**** Entries provided ****

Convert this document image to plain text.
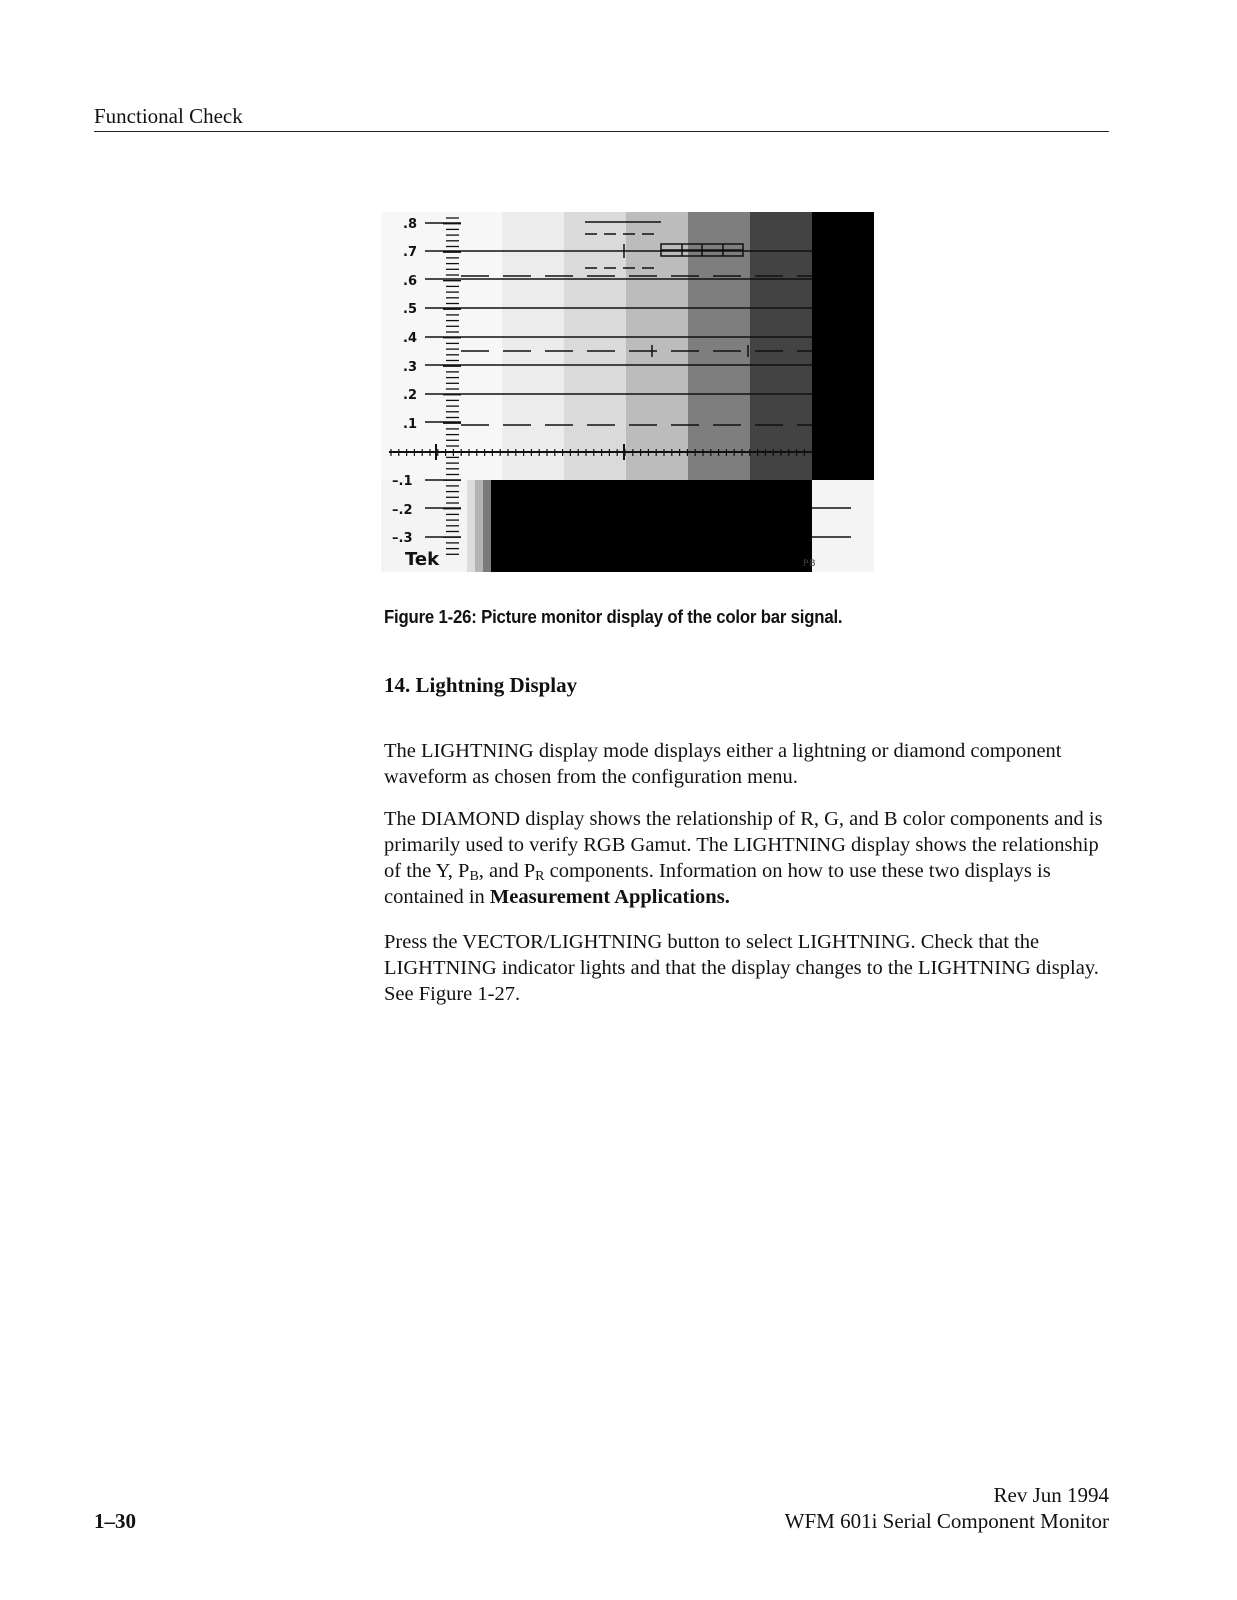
Functional Check
.8
.7
.6
.5
.4
.3
.2
.1
–.1
–.2
–.3
Tek	PB
Figure 1-26: Picture monitor display of the color bar signal.
14. Lightning Display

The LIGHTNING display mode displays either a lightning or diamond component waveform as chosen from the configuration menu.

The DIAMOND display shows the relationship of R, G, and B color components and is primarily used to verify RGB Gamut. The LIGHTNING display shows the relationship of the Y, $P_B$, and $P_R$ components. Information on how to use these two displays is contained in Measurement Applications.

Press the VECTOR/LIGHTNING button to select LIGHTNING. Check that the LIGHTNING indicator lights and that the display changes to the LIGHTNING display. See Figure 1-27.

1–30
Rev Jun 1994
WFM 601i Serial Component Monitor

****

Prompt :: Repeat each entry above word for word, leaving every picture out.

Answer to the problem ::
Convert this document image to plain text.
Functional Check
.8
.7
.6
.5
.4
.3
.2
.1
–.1
–.2
–.3
Tek	PB
Figure 1-26: Picture monitor display of the color bar signal.
14. Lightning Display

The LIGHTNING display mode displays either a lightning or diamond component waveform as chosen from the configuration menu.

The DIAMOND display shows the relationship of R, G, and B color components and is primarily used to verify RGB Gamut. The LIGHTNING display shows the relationship of the Y, $P_B$, and $P_R$ components. Information on how to use these two displays is contained in Measurement Applications.

Press the VECTOR/LIGHTNING button to select LIGHTNING. Check that the LIGHTNING indicator lights and that the display changes to the LIGHTNING display. See Figure 1-27.

1–30
Rev Jun 1994
WFM 601i Serial Component Monitor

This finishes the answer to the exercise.